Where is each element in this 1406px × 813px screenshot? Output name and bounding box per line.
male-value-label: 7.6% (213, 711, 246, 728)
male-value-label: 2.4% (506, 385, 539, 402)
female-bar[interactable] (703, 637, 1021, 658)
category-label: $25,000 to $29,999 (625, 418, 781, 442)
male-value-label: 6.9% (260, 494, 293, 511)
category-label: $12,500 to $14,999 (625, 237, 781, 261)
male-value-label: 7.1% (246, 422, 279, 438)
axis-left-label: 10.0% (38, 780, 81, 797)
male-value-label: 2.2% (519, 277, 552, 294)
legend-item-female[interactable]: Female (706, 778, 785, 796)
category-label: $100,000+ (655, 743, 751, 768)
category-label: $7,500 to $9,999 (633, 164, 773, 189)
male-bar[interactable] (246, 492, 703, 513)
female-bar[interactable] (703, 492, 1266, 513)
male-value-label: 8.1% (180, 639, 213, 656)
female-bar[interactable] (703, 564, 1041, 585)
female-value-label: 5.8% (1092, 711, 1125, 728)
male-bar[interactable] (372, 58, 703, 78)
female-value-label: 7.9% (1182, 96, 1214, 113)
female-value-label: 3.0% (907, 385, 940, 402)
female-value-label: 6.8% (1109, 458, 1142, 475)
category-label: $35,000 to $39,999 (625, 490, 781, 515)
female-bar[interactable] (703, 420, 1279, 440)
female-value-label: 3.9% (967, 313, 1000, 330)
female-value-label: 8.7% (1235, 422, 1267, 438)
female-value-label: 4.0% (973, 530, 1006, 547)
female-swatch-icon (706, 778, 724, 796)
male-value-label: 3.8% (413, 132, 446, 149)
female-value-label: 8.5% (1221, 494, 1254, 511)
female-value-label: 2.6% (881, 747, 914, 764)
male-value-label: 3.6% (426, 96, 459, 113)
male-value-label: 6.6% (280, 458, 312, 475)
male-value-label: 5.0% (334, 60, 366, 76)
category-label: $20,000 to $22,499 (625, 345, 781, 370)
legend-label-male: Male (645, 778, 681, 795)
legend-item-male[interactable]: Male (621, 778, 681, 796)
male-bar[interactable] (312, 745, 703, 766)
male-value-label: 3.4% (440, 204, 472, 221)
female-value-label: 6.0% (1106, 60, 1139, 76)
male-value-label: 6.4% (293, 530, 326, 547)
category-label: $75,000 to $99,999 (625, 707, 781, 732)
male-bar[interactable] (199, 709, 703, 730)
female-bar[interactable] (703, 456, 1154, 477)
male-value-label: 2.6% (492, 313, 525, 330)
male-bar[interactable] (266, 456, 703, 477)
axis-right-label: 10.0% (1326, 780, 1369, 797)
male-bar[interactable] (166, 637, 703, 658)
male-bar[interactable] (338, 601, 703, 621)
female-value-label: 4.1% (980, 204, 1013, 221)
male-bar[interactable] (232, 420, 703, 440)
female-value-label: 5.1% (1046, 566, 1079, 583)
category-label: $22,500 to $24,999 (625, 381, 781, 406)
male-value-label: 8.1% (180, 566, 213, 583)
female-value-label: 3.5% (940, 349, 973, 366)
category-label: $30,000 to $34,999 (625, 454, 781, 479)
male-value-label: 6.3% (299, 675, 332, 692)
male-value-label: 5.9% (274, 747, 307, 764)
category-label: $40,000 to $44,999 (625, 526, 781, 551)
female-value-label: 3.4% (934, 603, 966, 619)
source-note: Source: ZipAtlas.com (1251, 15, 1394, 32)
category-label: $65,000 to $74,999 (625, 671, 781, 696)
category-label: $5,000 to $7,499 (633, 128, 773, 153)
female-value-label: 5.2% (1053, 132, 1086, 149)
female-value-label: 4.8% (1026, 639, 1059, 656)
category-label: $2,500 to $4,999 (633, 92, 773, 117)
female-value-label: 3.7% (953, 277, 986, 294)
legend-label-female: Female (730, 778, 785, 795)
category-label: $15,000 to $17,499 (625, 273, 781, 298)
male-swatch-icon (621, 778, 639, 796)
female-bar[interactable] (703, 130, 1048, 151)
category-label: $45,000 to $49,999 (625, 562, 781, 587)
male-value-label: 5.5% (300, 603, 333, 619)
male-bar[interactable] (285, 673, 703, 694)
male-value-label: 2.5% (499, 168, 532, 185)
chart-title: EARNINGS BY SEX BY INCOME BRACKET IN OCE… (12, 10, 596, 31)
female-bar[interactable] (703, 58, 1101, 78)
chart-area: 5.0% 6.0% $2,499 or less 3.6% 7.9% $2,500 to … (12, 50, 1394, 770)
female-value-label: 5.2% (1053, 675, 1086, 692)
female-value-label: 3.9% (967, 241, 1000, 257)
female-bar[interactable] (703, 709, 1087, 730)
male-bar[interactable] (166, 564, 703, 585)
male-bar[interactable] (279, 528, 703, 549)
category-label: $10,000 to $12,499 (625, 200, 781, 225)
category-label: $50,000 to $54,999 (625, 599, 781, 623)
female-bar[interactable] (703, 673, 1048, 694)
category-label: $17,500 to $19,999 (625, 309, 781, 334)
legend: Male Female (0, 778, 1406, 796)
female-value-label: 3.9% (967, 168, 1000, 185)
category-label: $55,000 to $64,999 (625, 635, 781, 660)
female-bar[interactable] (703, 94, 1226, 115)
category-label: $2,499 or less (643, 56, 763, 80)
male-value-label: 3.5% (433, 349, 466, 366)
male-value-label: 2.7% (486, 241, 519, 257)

==

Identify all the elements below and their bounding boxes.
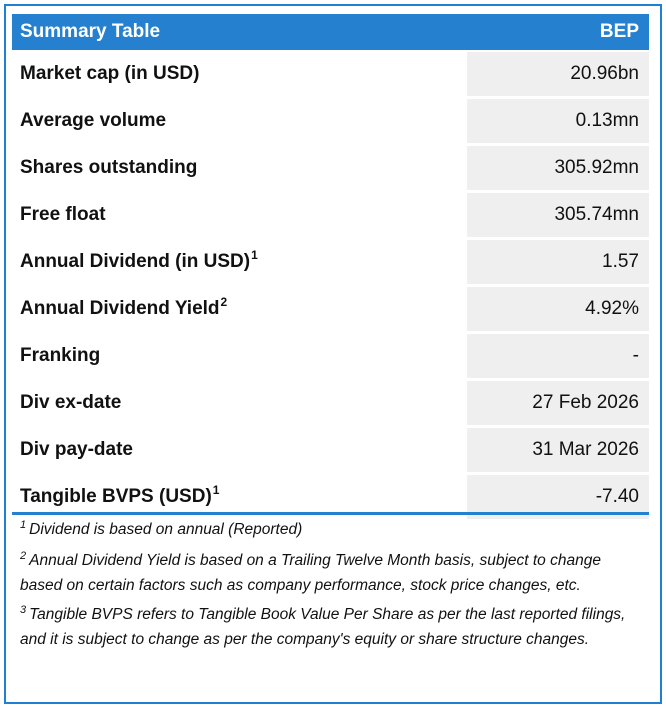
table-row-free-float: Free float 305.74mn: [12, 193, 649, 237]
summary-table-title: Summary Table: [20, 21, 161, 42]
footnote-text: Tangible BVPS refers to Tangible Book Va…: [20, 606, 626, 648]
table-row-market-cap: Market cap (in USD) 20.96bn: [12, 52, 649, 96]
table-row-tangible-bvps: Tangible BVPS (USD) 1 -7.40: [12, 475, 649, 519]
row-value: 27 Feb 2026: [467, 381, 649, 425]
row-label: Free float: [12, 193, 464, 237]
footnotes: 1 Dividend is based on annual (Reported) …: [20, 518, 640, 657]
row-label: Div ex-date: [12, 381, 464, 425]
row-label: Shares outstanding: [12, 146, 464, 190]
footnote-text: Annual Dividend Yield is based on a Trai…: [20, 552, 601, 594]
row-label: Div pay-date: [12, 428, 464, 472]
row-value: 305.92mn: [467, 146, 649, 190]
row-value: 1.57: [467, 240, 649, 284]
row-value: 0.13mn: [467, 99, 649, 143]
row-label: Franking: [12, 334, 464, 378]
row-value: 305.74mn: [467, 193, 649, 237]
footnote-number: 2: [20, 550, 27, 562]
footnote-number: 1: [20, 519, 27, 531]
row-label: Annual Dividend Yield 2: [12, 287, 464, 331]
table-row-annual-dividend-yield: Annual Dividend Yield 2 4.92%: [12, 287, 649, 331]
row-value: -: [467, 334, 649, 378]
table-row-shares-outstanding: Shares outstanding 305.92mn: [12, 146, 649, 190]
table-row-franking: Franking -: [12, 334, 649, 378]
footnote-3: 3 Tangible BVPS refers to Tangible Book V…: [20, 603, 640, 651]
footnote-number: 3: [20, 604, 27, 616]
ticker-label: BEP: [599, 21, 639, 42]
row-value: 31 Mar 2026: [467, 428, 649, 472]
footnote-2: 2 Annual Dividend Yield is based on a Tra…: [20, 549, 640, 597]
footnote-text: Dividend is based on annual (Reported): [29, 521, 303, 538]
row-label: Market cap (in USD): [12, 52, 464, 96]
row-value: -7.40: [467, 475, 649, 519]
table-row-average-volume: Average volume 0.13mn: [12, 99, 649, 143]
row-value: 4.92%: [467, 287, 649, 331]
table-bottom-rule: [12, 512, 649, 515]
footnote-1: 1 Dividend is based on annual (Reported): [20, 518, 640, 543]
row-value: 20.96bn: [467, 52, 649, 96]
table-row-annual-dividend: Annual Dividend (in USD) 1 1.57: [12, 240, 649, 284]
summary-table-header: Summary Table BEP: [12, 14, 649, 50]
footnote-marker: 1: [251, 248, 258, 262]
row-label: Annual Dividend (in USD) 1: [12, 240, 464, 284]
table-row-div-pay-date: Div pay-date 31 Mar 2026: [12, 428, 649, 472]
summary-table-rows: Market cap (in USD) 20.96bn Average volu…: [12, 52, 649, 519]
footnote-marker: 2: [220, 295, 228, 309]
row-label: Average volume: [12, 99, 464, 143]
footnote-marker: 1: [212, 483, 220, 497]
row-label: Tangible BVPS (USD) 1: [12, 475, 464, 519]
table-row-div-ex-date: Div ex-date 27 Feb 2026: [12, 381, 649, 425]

--

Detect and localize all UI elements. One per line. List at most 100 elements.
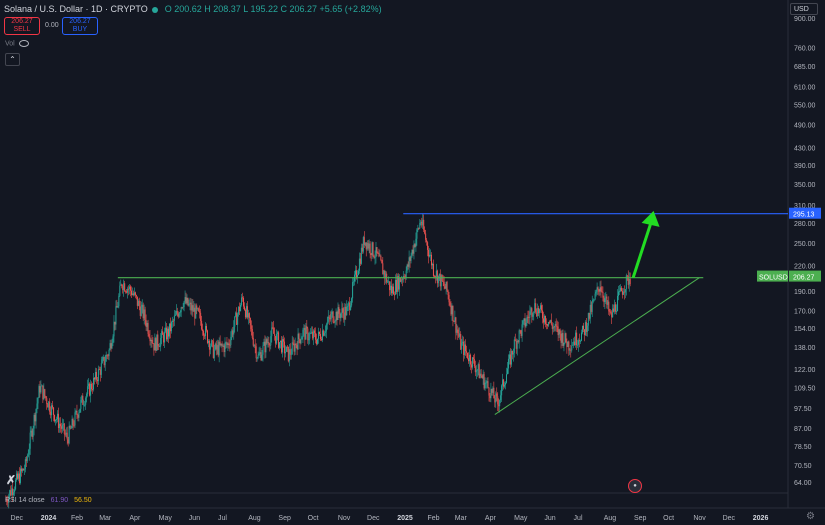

Set task: Could you output everything from the line containing "Where is each" down to the line containing "female-value-label: 3.0% (907, 385, 940, 402)" as a numbered list, with blank lines left out?

Task response:
1. Where is each element in this 1406px × 813px screenshot? Output name and bounding box per line.
2. male-value-label: 7.6% (213, 711, 246, 728)
3. male-value-label: 2.4% (506, 385, 539, 402)
4. female-bar[interactable] (703, 637, 1021, 658)
5. category-label: $25,000 to $29,999 (625, 418, 781, 442)
6. male-value-label: 6.9% (260, 494, 293, 511)
7. category-label: $12,500 to $14,999 (625, 237, 781, 261)
8. male-value-label: 7.1% (246, 422, 279, 438)
9. axis-left-label: 10.0% (38, 780, 81, 797)
10. male-value-label: 2.2% (519, 277, 552, 294)
11. legend-item-female[interactable]: Female (706, 778, 785, 796)
12. category-label: $100,000+ (655, 743, 751, 768)
13. category-label: $7,500 to $9,999 (633, 164, 773, 189)
14. male-bar[interactable] (246, 492, 703, 513)
15. female-bar[interactable] (703, 492, 1266, 513)
16. male-value-label: 8.1% (180, 639, 213, 656)
17. female-bar[interactable] (703, 564, 1041, 585)
18. female-value-label: 5.8% (1092, 711, 1125, 728)
19. male-bar[interactable] (372, 58, 703, 78)
20. female-value-label: 7.9% (1182, 96, 1214, 113)
21. female-value-label: 3.0% (907, 385, 940, 402)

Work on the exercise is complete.